Write the data out again, exactly as given.
[begin INPUT RECORDS]
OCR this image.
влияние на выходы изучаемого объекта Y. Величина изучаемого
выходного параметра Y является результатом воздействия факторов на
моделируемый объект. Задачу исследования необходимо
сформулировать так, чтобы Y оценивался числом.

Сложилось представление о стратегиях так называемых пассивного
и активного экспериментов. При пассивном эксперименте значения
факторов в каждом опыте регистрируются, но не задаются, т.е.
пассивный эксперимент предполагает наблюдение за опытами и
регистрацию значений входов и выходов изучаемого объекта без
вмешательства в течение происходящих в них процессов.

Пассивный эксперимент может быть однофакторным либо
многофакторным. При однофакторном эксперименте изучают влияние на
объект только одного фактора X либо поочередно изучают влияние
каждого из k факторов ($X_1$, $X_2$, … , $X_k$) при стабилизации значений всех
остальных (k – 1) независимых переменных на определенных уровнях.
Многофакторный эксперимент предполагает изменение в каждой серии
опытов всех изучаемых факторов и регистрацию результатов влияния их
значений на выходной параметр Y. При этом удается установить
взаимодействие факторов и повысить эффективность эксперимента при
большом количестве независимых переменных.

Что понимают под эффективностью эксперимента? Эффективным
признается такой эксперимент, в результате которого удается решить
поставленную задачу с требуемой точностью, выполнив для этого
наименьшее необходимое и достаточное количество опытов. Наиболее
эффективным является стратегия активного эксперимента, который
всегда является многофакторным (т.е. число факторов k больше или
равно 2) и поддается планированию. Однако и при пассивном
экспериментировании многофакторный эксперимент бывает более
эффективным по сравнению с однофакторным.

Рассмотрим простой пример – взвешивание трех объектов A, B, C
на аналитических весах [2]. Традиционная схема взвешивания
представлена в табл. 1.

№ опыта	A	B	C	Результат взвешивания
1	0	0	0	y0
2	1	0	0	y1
[end INPUT RECORDS]
▶ WRITTEN SOLUTION:
OCR this image.
влияние на выходы изучаемого объекта Y. Величина изучаемого
выходного параметра Y является результатом воздействия факторов на
моделируемый объект. Задачу исследования необходимо
сформулировать так, чтобы Y оценивался числом.

Сложилось представление о стратегиях так называемых пассивного
и активного экспериментов. При пассивном эксперименте значения
факторов в каждом опыте регистрируются, но не задаются, т.е.
пассивный эксперимент предполагает наблюдение за опытами и
регистрацию значений входов и выходов изучаемого объекта без
вмешательства в течение происходящих в них процессов.

Пассивный эксперимент может быть однофакторным либо
многофакторным. При однофакторном эксперименте изучают влияние на
объект только одного фактора X либо поочередно изучают влияние
каждого из k факторов ($X_1$, $X_2$, … , $X_k$) при стабилизации значений всех
остальных (k – 1) независимых переменных на определенных уровнях.
Многофакторный эксперимент предполагает изменение в каждой серии
опытов всех изучаемых факторов и регистрацию результатов влияния их
значений на выходной параметр Y. При этом удается установить
взаимодействие факторов и повысить эффективность эксперимента при
большом количестве независимых переменных.

Что понимают под эффективностью эксперимента? Эффективным
признается такой эксперимент, в результате которого удается решить
поставленную задачу с требуемой точностью, выполнив для этого
наименьшее необходимое и достаточное количество опытов. Наиболее
эффективным является стратегия активного эксперимента, который
всегда является многофакторным (т.е. число факторов k больше или
равно 2) и поддается планированию. Однако и при пассивном
экспериментировании многофакторный эксперимент бывает более
эффективным по сравнению с однофакторным.

Рассмотрим простой пример – взвешивание трех объектов A, B, C
на аналитических весах [2]. Традиционная схема взвешивания
представлена в табл. 1.

№ опыта	A	B	C	Результат взвешивания
1	0	0	0	y0
2	1	0	0	y1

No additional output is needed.